[start Extracted information]

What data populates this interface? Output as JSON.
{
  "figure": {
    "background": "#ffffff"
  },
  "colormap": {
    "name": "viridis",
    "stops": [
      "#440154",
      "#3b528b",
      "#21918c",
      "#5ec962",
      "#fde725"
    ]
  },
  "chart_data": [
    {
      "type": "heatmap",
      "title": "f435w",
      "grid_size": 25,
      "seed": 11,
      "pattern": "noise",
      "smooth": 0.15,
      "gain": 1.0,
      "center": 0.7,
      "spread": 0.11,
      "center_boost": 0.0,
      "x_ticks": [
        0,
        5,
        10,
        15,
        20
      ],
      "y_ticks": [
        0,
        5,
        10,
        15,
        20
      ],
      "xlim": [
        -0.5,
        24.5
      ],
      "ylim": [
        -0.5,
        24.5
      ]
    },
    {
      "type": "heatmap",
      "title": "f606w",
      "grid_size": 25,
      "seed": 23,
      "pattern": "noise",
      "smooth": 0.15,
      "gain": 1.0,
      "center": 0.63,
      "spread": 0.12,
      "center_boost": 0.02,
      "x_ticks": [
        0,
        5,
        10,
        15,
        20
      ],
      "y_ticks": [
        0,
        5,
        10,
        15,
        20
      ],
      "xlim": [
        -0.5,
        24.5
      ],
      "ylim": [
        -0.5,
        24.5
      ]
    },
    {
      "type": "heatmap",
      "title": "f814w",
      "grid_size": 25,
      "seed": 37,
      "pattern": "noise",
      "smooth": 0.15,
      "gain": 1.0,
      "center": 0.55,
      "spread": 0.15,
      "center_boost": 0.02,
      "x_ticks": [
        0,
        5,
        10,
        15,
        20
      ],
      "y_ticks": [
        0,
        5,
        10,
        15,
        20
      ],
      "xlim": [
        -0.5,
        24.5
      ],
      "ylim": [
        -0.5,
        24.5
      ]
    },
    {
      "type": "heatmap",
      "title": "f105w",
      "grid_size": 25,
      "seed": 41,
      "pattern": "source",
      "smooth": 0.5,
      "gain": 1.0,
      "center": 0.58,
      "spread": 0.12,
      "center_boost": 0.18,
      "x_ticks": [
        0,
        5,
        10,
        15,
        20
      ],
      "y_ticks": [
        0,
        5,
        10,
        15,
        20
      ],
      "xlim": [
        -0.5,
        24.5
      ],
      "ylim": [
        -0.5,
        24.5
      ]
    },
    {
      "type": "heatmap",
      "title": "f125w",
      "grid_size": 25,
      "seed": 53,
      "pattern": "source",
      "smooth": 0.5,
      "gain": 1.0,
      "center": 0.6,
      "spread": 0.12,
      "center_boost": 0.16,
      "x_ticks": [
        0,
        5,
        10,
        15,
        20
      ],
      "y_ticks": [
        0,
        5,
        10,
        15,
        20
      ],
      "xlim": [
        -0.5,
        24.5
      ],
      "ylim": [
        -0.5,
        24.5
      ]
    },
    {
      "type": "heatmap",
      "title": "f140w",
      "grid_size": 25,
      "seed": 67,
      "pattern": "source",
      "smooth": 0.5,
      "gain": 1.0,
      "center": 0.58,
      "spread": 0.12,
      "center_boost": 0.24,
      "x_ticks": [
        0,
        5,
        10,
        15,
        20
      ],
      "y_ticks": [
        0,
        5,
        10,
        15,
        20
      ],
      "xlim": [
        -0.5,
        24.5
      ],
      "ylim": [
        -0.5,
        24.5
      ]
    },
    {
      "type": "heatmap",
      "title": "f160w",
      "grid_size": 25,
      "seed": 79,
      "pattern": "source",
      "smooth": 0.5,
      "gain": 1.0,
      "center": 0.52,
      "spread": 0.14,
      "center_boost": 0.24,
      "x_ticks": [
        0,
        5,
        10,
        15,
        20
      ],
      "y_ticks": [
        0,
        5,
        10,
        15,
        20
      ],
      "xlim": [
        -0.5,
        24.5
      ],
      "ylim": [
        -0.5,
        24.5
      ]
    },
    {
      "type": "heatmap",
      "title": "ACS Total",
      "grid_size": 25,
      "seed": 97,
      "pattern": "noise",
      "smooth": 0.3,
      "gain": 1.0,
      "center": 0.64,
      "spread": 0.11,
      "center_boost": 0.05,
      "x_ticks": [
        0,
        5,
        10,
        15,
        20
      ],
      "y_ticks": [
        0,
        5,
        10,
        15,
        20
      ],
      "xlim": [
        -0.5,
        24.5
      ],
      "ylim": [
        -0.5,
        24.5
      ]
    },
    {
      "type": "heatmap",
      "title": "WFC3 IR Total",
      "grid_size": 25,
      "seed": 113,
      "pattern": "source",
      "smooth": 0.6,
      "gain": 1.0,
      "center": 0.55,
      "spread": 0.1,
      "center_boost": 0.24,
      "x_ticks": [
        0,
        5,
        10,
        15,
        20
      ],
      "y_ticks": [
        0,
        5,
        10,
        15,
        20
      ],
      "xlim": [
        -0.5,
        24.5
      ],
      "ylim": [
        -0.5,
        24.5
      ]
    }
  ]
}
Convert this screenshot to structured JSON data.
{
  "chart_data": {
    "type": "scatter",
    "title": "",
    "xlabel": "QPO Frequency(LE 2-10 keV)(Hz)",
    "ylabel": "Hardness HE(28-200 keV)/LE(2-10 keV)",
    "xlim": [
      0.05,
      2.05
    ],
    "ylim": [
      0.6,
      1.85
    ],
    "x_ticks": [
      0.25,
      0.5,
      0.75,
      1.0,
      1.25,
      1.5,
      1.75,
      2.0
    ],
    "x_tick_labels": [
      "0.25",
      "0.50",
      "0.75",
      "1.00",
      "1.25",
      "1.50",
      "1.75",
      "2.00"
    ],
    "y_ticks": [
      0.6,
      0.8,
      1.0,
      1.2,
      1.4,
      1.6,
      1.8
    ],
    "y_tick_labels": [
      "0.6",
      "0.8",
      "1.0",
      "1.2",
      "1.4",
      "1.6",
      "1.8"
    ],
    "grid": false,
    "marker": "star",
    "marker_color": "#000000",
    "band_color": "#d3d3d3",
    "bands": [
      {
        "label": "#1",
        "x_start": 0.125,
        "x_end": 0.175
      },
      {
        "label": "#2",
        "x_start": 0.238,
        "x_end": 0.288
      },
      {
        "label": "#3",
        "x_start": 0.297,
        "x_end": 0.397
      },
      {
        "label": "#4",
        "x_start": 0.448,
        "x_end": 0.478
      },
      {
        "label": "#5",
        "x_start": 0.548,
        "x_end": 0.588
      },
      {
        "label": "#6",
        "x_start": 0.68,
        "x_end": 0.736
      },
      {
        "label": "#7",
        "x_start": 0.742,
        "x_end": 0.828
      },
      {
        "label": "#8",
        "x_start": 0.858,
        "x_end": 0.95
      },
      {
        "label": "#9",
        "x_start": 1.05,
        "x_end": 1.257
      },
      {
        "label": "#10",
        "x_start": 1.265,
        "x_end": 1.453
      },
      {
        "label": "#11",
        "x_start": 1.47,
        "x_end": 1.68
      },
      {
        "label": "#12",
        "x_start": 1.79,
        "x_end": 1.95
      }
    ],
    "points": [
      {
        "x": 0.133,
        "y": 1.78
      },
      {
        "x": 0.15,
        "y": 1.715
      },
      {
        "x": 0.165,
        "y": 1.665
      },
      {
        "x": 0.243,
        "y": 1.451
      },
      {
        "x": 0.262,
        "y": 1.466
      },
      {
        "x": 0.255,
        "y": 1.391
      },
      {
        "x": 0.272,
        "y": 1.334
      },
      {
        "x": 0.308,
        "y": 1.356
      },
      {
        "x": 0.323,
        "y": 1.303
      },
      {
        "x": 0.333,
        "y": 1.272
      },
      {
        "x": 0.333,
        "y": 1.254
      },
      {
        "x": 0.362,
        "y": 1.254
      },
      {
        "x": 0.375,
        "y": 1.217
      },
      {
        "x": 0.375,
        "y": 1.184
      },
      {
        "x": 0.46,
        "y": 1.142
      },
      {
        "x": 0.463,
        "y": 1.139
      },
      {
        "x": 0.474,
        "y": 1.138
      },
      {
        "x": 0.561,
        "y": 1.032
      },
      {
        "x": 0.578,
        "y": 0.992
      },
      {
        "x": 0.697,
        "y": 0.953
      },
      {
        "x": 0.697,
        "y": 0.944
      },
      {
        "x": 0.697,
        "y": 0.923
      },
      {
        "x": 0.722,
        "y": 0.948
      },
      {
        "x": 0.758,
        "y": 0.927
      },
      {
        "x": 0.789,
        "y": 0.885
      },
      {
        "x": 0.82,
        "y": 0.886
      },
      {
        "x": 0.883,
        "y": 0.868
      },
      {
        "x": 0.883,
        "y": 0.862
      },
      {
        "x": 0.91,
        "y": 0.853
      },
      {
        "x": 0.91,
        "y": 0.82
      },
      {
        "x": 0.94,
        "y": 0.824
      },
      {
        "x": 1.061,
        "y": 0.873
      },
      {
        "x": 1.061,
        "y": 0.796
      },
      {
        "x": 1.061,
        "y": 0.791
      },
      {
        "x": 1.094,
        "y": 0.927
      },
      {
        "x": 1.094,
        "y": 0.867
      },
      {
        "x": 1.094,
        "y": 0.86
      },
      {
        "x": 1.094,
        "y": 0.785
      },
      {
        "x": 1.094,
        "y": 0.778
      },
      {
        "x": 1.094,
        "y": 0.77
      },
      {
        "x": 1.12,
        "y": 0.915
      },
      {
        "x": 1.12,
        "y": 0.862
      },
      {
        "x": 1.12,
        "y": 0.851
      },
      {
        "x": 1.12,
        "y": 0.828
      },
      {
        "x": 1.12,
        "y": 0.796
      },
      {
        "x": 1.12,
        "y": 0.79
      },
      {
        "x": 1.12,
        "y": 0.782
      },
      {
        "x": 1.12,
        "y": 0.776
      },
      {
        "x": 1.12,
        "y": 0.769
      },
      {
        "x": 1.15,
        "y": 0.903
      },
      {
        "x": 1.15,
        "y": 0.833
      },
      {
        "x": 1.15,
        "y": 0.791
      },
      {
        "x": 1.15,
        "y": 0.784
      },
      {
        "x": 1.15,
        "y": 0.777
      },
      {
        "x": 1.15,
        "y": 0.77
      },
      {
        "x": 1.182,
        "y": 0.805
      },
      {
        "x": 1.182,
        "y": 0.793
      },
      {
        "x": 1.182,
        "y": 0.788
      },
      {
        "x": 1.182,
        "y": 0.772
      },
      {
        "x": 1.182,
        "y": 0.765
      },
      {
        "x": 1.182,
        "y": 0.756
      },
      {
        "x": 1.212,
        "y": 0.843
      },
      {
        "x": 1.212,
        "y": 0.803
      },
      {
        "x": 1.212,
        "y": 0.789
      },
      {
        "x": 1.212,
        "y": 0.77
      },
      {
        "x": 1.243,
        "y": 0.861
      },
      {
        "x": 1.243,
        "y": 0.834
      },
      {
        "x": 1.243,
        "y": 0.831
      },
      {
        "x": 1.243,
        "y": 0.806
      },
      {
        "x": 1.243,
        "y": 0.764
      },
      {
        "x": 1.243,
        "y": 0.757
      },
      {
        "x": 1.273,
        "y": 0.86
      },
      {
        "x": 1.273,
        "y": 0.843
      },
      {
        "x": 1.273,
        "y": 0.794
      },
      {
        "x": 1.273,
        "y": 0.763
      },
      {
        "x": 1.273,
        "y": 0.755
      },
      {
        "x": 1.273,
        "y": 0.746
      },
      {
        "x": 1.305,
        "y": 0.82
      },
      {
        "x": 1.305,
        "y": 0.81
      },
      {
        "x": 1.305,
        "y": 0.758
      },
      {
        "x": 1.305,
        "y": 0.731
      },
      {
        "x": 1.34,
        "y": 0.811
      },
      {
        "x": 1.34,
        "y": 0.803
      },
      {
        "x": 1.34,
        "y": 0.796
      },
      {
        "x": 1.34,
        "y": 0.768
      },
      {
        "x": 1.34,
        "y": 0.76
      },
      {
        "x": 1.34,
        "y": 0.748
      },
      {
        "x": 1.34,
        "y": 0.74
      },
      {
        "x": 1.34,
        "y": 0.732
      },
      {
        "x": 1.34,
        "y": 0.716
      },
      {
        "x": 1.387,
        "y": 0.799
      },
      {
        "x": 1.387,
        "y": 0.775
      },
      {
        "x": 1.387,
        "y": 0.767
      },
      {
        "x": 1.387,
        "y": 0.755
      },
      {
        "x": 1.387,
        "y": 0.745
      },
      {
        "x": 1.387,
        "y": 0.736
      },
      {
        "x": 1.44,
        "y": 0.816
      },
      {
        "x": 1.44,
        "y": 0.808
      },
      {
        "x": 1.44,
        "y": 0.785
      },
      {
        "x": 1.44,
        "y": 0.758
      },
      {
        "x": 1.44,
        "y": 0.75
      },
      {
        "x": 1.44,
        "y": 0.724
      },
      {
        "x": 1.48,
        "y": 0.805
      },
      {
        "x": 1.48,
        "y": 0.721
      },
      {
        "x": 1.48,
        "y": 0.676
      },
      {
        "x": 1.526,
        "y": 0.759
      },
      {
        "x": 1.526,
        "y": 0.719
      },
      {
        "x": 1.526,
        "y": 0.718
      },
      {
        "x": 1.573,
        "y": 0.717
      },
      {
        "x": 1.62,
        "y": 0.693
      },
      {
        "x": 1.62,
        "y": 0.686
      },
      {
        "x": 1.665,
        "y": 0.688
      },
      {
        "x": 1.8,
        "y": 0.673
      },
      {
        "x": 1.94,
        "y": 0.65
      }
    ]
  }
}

[end Extracted information]

◆ **Aim**:
Find each line in the records holding the string "title" and show it.

◆ **Written solution**:
      "title": "f435w",
      "title": "f606w",
      "title": "f814w",
      "title": "f105w",
      "title": "f125w",
      "title": "f140w",
      "title": "f160w",
      "title": "ACS Total",
      "title": "WFC3 IR Total",
    "title": "",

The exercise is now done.